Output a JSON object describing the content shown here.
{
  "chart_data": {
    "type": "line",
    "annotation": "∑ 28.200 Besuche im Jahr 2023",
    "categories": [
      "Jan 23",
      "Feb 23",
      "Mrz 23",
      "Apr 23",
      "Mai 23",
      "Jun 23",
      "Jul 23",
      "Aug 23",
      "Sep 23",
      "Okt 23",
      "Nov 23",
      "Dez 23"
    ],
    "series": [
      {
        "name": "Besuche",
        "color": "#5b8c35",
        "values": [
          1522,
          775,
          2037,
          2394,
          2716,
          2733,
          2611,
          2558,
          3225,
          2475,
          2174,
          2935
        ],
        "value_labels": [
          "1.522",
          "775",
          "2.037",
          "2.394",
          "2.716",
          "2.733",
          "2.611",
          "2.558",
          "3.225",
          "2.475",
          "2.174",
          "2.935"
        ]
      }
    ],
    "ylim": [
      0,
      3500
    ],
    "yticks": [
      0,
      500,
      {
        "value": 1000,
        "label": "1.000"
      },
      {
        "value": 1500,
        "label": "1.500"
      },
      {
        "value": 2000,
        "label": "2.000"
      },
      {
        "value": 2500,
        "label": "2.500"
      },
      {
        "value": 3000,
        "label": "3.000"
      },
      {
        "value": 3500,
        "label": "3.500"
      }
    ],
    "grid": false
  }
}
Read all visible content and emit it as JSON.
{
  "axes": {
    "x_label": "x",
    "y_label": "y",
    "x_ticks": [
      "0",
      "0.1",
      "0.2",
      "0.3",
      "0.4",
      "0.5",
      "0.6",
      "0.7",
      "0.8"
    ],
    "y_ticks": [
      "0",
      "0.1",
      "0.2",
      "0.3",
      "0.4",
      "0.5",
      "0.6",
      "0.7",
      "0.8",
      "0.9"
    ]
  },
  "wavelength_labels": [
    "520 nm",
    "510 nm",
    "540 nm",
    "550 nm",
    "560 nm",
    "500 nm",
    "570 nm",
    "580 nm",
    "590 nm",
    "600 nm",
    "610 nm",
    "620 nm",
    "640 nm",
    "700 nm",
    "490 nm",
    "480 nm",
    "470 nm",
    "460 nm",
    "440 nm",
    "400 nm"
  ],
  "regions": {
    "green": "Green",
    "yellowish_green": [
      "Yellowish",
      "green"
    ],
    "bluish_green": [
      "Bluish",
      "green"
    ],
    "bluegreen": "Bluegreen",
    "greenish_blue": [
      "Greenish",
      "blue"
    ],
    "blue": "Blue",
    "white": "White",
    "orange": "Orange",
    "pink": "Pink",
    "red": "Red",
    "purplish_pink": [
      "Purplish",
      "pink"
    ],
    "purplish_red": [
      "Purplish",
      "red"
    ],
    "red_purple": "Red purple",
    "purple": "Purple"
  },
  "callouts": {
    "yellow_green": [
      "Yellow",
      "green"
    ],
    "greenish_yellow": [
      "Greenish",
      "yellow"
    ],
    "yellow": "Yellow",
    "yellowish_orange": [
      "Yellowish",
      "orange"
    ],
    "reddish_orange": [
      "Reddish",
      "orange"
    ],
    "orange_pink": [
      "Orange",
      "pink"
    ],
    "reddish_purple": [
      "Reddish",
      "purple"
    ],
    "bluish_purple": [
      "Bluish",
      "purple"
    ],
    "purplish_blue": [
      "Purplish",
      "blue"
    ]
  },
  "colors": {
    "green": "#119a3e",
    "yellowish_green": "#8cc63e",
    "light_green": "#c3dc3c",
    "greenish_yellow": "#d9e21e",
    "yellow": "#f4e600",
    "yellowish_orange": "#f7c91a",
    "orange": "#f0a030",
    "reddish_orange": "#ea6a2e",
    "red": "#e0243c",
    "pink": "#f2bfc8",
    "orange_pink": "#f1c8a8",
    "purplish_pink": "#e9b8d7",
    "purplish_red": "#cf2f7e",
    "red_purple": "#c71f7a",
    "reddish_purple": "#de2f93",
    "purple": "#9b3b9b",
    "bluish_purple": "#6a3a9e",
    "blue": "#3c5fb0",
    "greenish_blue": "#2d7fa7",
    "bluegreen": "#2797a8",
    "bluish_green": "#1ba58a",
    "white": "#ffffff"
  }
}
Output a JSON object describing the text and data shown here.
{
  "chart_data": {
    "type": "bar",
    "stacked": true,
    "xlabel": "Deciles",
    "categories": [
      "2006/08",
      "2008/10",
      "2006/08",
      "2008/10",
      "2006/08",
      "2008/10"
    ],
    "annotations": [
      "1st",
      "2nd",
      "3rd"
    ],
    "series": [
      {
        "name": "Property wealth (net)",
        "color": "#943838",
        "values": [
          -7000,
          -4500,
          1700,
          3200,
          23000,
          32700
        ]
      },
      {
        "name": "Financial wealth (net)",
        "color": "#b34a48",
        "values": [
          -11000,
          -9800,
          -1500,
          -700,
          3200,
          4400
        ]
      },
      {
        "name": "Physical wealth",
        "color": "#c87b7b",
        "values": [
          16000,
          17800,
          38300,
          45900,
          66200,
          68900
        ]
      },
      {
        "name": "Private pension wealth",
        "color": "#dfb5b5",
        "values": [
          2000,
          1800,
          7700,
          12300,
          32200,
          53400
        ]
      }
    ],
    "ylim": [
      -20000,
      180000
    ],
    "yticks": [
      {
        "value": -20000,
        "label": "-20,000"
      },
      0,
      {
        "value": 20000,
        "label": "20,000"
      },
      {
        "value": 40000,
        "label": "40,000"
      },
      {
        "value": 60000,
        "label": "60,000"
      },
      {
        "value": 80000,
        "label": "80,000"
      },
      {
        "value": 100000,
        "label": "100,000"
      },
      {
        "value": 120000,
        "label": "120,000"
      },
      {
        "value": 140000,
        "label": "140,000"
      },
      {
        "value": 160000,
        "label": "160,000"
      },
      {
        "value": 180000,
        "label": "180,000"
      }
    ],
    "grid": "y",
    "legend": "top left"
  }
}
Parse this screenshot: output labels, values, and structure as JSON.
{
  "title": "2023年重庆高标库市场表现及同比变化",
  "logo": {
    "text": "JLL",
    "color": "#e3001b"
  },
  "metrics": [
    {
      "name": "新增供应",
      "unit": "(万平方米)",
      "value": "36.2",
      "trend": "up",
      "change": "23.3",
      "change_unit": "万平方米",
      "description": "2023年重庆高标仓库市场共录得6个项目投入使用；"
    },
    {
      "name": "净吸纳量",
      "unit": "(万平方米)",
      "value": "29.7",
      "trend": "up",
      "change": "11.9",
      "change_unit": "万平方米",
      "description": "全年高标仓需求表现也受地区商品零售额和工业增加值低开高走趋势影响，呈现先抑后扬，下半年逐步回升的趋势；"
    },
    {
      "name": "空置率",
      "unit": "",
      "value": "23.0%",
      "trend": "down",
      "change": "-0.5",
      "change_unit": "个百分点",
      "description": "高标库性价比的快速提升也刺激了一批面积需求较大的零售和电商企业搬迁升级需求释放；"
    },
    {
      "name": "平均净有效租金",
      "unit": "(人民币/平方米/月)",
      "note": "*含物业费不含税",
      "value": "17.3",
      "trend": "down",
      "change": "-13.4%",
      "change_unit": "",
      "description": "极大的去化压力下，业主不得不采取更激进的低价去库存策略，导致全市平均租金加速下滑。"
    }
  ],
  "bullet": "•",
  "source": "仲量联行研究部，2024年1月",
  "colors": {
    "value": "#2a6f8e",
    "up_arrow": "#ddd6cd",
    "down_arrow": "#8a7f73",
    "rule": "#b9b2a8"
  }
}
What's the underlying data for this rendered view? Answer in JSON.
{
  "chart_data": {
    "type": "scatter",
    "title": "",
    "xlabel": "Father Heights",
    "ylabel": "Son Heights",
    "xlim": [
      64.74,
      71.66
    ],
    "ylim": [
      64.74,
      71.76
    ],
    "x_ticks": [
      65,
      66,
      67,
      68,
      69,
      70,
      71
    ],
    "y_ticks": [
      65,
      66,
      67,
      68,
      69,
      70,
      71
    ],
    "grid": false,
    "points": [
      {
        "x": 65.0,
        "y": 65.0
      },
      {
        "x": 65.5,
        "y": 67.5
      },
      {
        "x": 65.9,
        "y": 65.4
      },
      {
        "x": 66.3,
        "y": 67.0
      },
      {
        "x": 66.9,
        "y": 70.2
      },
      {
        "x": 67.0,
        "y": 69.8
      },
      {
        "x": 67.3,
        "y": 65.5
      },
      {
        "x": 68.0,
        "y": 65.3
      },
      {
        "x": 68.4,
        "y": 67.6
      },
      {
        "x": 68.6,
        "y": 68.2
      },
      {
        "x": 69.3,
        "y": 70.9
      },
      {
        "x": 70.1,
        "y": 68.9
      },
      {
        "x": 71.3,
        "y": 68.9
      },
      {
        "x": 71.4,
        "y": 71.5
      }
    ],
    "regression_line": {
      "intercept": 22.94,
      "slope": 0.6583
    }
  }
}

● **Task requirements**: Only lines with the string "name" belong in your answer; copy each one.

● **Finished exercise**:
        "name": "Besuche",
        "name": "Property wealth (net)",
        "name": "Financial wealth (net)",
        "name": "Physical wealth",
        "name": "Private pension wealth",
      "name": "新增供应",
      "name": "净吸纳量",
      "name": "空置率",
      "name": "平均净有效租金",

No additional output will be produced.